The request ▸ Show every line where "分数乘法" occurs.

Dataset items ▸

** start **

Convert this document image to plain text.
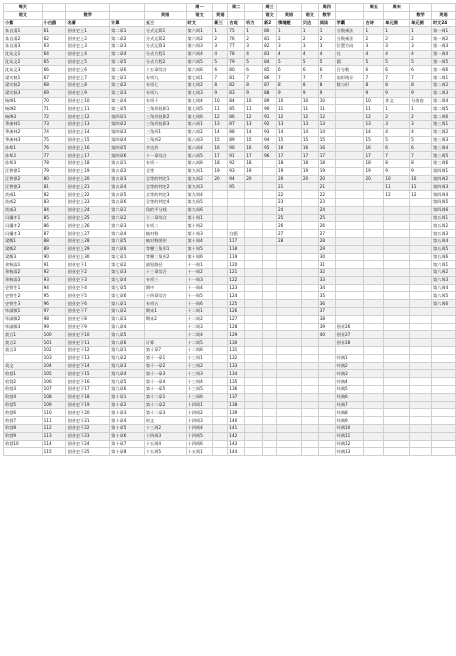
每天					周一		周二		周三			周四		周五	周末		
语文		数学		英语	语文	英语			语文	英语	语文	数学				数学	英语
小紫	小白鸥	名著	计算	五三	时文	新三	古观	听力	新2	情境题	贝达	阅读	学霸	古诗	单元测	单元测	时文24
朱自清1	61	创业史上1	第二章1	分式运算1	第六周1	1	75	1	80	1	1	1	分数乘法	1	1	1	第一周1
朱自清2	62	创业史上2	第二章2	分式运算2	第六周2	2	76	2	81	2	2	2	分数乘法	2	2	2	第一周2
朱自清3	63	创业史上3	第二章3	分式运算3	第六周3	3	77	3	82	3	3	3	位置方向	3	3	3	第一周3
沈从文1	64	创业史上4	第二章4	分式方程1	第六周4	4	78	4	83	4	4	4	比	4	4	4	第一周4
沈从文2	65	创业史上5	第二章5	分式方程2	第六周5	5	79	5	84	5	5	5	圆	5	5	5	第一周5
沈从文3	66	创业史上6	第二章6	十五章综合	第六周6	6	80	6	85	6	6	6	百分数	6	6	6	第一周6
梁实秋1	67	创业史上7	第三章1	专项九	第七周1	7	81	7	86	7	7	7	扇形统计	7	7	7	第二周1
梁实秋2	68	创业史上8	第三章2	专项七	第七周2	8	82	8	87	8	8	8	数与形	8	8	8	第二周2
梁实秋3	69	创业史上9	第三章3	专项八	第七周3	9	83	9	88	9	9	9		9	9	9	第二周3
杨绛1	70	创业史上10	第三章4	专项十	第七周4	10	84	10	89	10	10	10		10	作文	分类卷	第二周4
杨绛2	71	创业史上11	第三章5	三角形投影1	第七周5	11	85	11	90	11	11	11		11	1	1	第二周5
杨绛3	72	创业史上12	第四章1	三角形投影2	第七周6	12	86	12	91	12	12	12		12	2	2	第二周6
季羡林1	73	创业史上13	第四章2	三角形投影3	第八周1	13	87	13	92	13	13	13		13	3	3	第三周1
季羡林2	74	创业史上14	第四章3	三角形1	第八周2	14	88	14	93	14	14	14		14	4	4	第三周2
季羡林3	75	创业史上15	第四章4	三角形2	第八周3	15	89	15	94	15	15	15		15	5	5	第三周3
孙犁1	76	创业史上16	第四章5	多边形	第八周4	16	90	16	95	16	16	16		16	6	6	第三周4
孙犁2	77	创业史上17	第四章6	十一章综合	第八周5	17	91	17	96	17	17	17		17	7	7	第三周5
孙犁3	78	创业史上18	第五章1	专项一	第八周6	18	92	18		18	18	18		18	8	8	第三周6
汪曾祺1	79	创业史上19	第五章2	全等	第九周1	19	93	19		19	19	19		19	9	9	第四周1
汪曾祺2	80	创业史上20	第五章3	全等的判定1	第九周2	20	94	20		20	20	20		20	10	10	第四周2
汪曾祺3	81	创业史上21	第五章4	全等的判定2	第九周3		95			21		21			11	11	第四周3
茨威1	82	创业史上22	第五章5	全等的判定3	第九周4					22		22			12	12	第四周4
茨威2	83	创业史上23	第五章6	全等的判定4	第九周5					23		23					第四周5
茨威3	84	创业史上24	第六章1	角的平分线	第九周6					24		24					第四周6
冯骥才1	85	创业史上25	第六章2	十二章综合	第十周1					25		25					第五周1
冯骥才2	86	创业史上26	第六章3	专项二	第十周2					26		26					第五周2
冯骥才3	87	创业史上27	第六章4	轴对称	第十周3		白鸥			27		27					第五周3
梁衡1	88	创业史上28	第六章5	轴对称图形	第十周4		117			28		28					第五周4
梁衡2	89	创业史上29	第六章6	等腰三角形1	第十周5		118					29					第五周5
梁衡3	90	创业史上30	第七章1	等腰三角形2	第十周6		119					30					第五周6
余秋雨1	91	创业史下1	第七章2	最短路径	十一周1		120					31					第六周1
余秋雨2	92	创业史下2	第七章3	十三章综合	十一周2		121					32					第六周2
余秋雨3	93	创业史下3	第七章4	专项三	十一周3		122					33					第六周3
史铁生1	94	创业史下4	第七章5	期中	十一周4		123					34					第六周4
史铁生2	95	创业史下5	第七章6	十四章综合	十一周5		124					35					第六周5
史铁生3	96	创业史下6	第八章1	专项五	十一周6		125					36					第六周6
毕淑敏1	97	创业史下7	第八章2	期末1	十二周1		126					37					
毕淑敏2	98	创业史下8	第八章3	期末2	十二周2		127					38					
毕淑敏3	99	创业史下9	第八章4		十二周3		128					39	创业26				
莫言1	100	创业史下10	第八章5		十二周4		129					40	创业27				
莫言2	101	创业史下11	第八章6	计算	十二周5		130						创业28				
莫言3	102	创业史下12	第九章1	第十章7	十二周6		131										
	103	创业史下13	第九章2	第十一章1	十三周1		132						经典1				
英文	104	创业史下14	第九章3	第十一章2	十三周2		133						经典2				
哈勃1	105	创业史下15	第九章4	第十一章3	十三周3		134						经典3				
哈勃2	106	创业史下16	第九章5	第十一章4	十三周4		135						经典4				
哈勃3	107	创业史下17	第九章6	第十一章5	十三周5		136						经典5				
哈勃4	108	创业史下18	第十章1	第十二章1	十三周6		137						经典6				
哈勃5	109	创业史下19	第十章2	第十二章2	十四周1		138						经典7				
哈勃6	110	创业史下20	第十章3	第十二章3	十四周2		139						经典8				
哈勃7	111	创业史下21	第十章4	时文	十四周3		140						经典9				
哈勃8	112	创业史下22	第十章5	十三周2	十四周4		141						经典10				
哈勃9	113	创业史下23	第十章6	十四周3	十四周5		142						经典11				
哈勃10	114	创业史下24	第十章7	十五周4	十四周6		143						经典12				
	115	创业史下25	第十章8	十五周5	十五周1		144						经典13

** end **

Solution for this task ▸
朱自清1	61	创业史上1	第二章1	分式运算1	第六周1	1	75	1	80	1	1	1	分数乘法	1	1	1	第一周1
朱自清2	62	创业史上2	第二章2	分式运算2	第六周2	2	76	2	81	2	2	2	分数乘法	2	2	2	第一周2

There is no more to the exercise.